### To-do list:
1. Using the comment thread on the query below, state whether each statement agrees with it: (a) Chelsea Pitcher says she would read the book the query describes; (b) Chelsea Pitcher found it hard to believe Americans would not return to oil after having the cube; (c) Chelsea Pitcher asks why America is the only one using the cube. Answer yes or no for each and quote the deciding words.
2. Write the next part of the comment thread on the query, picking up after its final comment.

### Provided passage:
4. Tell us that some tyrant or other has Weapons of Mass Destruction, honest to God, they're just invisible is all.

5. Set us down in front of a tv tuned to Fox News for a couple hours.

Seriously, this is the land of the free and the home of the scared. Your story would work better if there was some other reason why your girl was being tortured.

Patriotically,

ARc

Chelsea Pitcher said...

This is a really great query, and I think you'll definitely get some bites on this. I'd read it.

I do have a few questions though:

Since the cube was invented, why is America the only one using it? Surely other counties would want it, and if the US didn't want to share it, they'd probably try to take it. And then America would obliterate them by using the power of love.

Now that's ironic.

Is that what happened? Or has America become a superpower because they have the cube and everyone else is dependent on now-archaic methods of energy?

For the record, I had no trouble believing Americans wouldn't go back to using oil after they'd had the cube. Why would they, if the cube worked so much better? And if the government was like, "We're only tormenting Really Bad Guys, and if you fight us on this, we'll have to go overseas to get oil again, and that'll kill millions"...

Well, anyway, I buy it.

Which brings us to the word "millions" in your query. Where are these millions coming from? And if fear is such a reliable energy source, why do they need that many victims? These kind of questions can be avoided by taking "millions" out of the query. "The torment of innocent people" is still a very high stake, and we'll empathize with Dot's desire to stop it.

I just have one more question: is Dot running toward her dad, in the California facility, and at the same time running from the agents, who want to take her to the California facility?

"It's hard to imagine Americans putting up with torturing millions of people just so our appliances will work."

...........Like cars?

Evil Editor said...

Yes, like cars. Maybe the author isn't the only one who shouldn't use the word "millions."

none said...

Hmm, so, presumably using emotions for power consumes them. Would you want to be in the room with someone you've been torturing once they cease to feel any fear at all? Cos I wouldn't.

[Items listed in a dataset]
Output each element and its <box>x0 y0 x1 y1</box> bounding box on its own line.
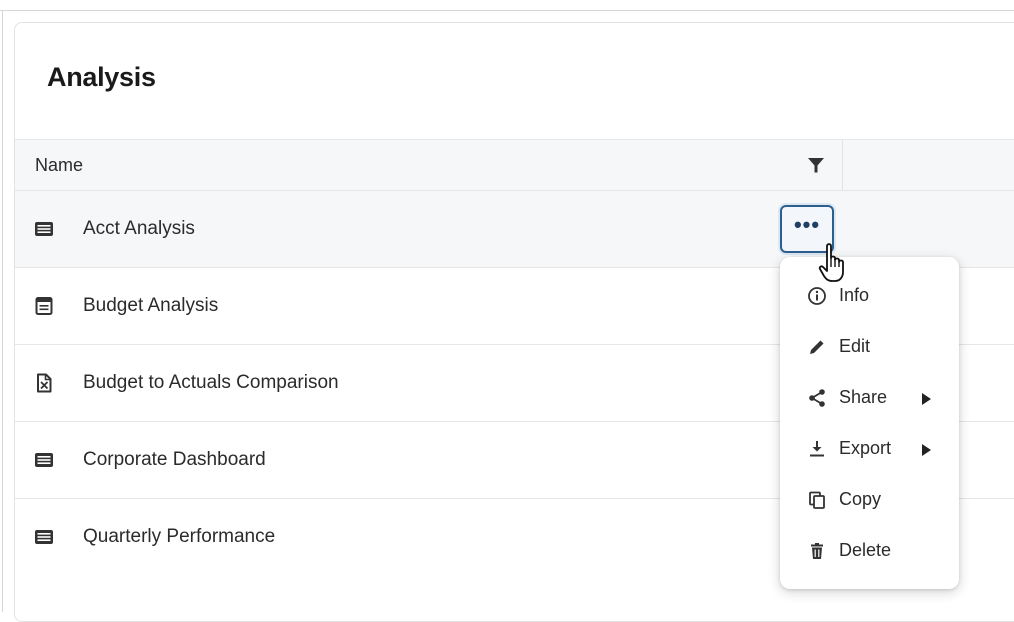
row-label[interactable]: Quarterly Performance <box>83 526 275 548</box>
trash-icon <box>807 541 827 561</box>
menu-item-export[interactable]: Export <box>780 427 959 471</box>
menu-label-share: Share <box>839 387 888 407</box>
row-label[interactable]: Acct Analysis <box>83 218 195 240</box>
page-title: Analysis <box>47 62 156 92</box>
menu-label-edit: Edit <box>839 336 871 356</box>
share-icon <box>807 388 827 408</box>
column-divider <box>842 140 843 190</box>
menu-item-edit[interactable]: Edit <box>780 325 959 369</box>
table-header: Name <box>15 139 1014 191</box>
more-actions-button[interactable]: ••• <box>780 205 834 253</box>
filter-icon[interactable] <box>805 154 827 176</box>
info-icon <box>807 286 827 306</box>
row-label[interactable]: Budget to Actuals Comparison <box>83 372 339 394</box>
menu-label-export: Export <box>839 438 892 458</box>
download-icon <box>807 439 827 459</box>
submenu-arrow-icon <box>922 393 931 405</box>
context-menu: Info Edit Share Export Copy Delete <box>780 257 959 589</box>
menu-item-share[interactable]: Share <box>780 376 959 420</box>
menu-item-delete[interactable]: Delete <box>780 529 959 573</box>
menu-item-info[interactable]: Info <box>780 274 959 318</box>
column-header-name[interactable]: Name <box>35 155 83 176</box>
report-doc-icon <box>34 373 54 393</box>
table-icon <box>34 450 54 470</box>
copy-icon <box>807 490 827 510</box>
row-label[interactable]: Corporate Dashboard <box>83 449 266 471</box>
menu-label-info: Info <box>839 285 870 305</box>
menu-label-delete: Delete <box>839 540 892 560</box>
table-icon <box>34 219 54 239</box>
window-top-border <box>0 10 1014 11</box>
submenu-arrow-icon <box>922 444 931 456</box>
pencil-icon <box>807 337 827 357</box>
table-icon <box>34 527 54 547</box>
calendar-sheet-icon <box>34 296 54 316</box>
row-label[interactable]: Budget Analysis <box>83 295 218 317</box>
menu-label-copy: Copy <box>839 489 882 509</box>
window-left-border <box>2 10 3 612</box>
menu-item-copy[interactable]: Copy <box>780 478 959 522</box>
more-dots-icon: ••• <box>793 212 821 237</box>
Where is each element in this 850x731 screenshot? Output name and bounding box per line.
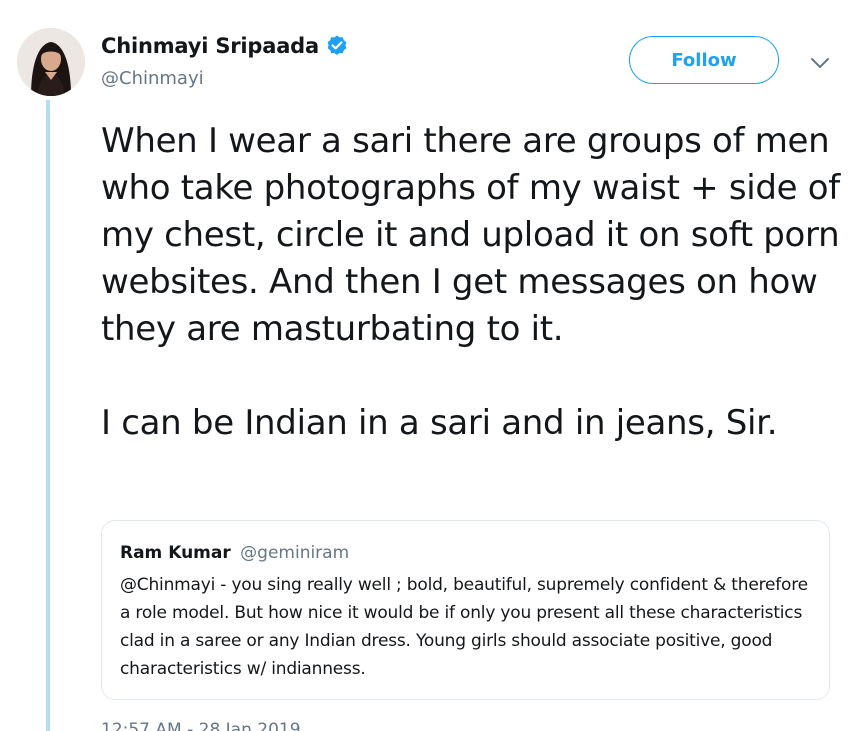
- tweet-card: Chinmayi Sripaada @Chinmayi Follow When …: [0, 0, 850, 731]
- quoted-tweet-text: @Chinmayi - you sing really well ; bold,…: [120, 575, 808, 679]
- follow-button[interactable]: Follow: [629, 36, 779, 84]
- chevron-down-icon[interactable]: [806, 52, 834, 74]
- quoted-tweet[interactable]: Ram Kumar @geminiram @Chinmayi - you sin…: [101, 520, 830, 700]
- tweet-text: When I wear a sari there are groups of m…: [101, 118, 841, 447]
- author-display-name[interactable]: Chinmayi Sripaada: [101, 34, 319, 58]
- tweet-paragraph: When I wear a sari there are groups of m…: [101, 121, 840, 349]
- tweet-timestamp[interactable]: 12:57 AM - 28 Jan 2019: [101, 720, 301, 731]
- quoted-tweet-name: Ram Kumar: [120, 543, 231, 563]
- author-name-row[interactable]: Chinmayi Sripaada: [101, 34, 349, 58]
- profile-photo-icon: [17, 28, 85, 96]
- quoted-tweet-author: Ram Kumar @geminiram: [120, 543, 811, 563]
- thread-line: [46, 100, 50, 731]
- avatar[interactable]: [17, 28, 85, 96]
- author-handle[interactable]: @Chinmayi: [101, 68, 204, 89]
- tweet-paragraph: I can be Indian in a sari and in jeans, …: [101, 403, 778, 443]
- quoted-tweet-handle: @geminiram: [240, 543, 350, 563]
- verified-badge-icon: [327, 35, 347, 55]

### Answers for this exercise:
1.
(a) Yes: "I'd read it."
(b) No: "For the record, I had no trouble believing Americans wouldn't go back to using oil after they'd had the cube."
(c) Yes: "Since the cube was invented, why is America the only one using it?"

2.
Dave Fragments said...

[It's 0112358.]

A-HA HA HA HA HA HA HA

That's so very cruel of you. Mathematically speaking.

1123581321 would be artistically crueler.

AlaskaRavenclaw said...

Right. Much more believable that we would torture just a few people. Perhaps by carting them off to a US military base in Cuba, holding them for years sans court proceedings, and waterboarding them. Or we might ship them off to Egypt, Jordan, Morocco, and Uzbekistan to be tortured by people with more experience.

Just wildly imagining dystopia here.

Sigh.

khazar-khum said...

erostru 1072To me, torture connotes pain, not fear. Fear is much more subjective. You could probably run the world on the common netizen fear of clowns.

A. M. Perkins said...

Is it just me, or is this the basic premise of Monsters, Inc. except in reverse?

(energy from fear vs. energy from joy/love)

150 said...

Can I presume her full name is Dorothy? Dorothy Parker?

I, too, had trouble understanding why the nation's roller coasters, haunted houses and movie theaters can't be retrofit as local power suppliers. Or maybe brothels, churches, or sports stadiums. Aside from not being objectively evil, that just seems easier.

In a second read, I'm also curious how Dot ended up behind Door Number Four if she's the creator's daughter and an important person to keep alive. Maybe describing those circumstances would make everything clearer.

Chelsea Pitcher said...

Per my earlier comment: being blown to bits + having ones limbs shot off = things that are torturous.

I do hope the author shows up and will give us a rewrite.

Chelsea Pitcher said...

I wasn't trying to be offensive before, btw. Your comment just took me by surprise me. But now I think it comes down to a difference in definition of torture, rather than perception.

Anonymous said...

Hi, Author here. Sorry it took me so long to respond. Thanks for posting EE and for all your comments!

You've given me a lot to think about. I'm going to chew on this a while and see what I come up with, but some aspects of the story as well as the query are definitely shifting and some different world-building is going down to address plausibility.

Thanks again!

Anonymous said...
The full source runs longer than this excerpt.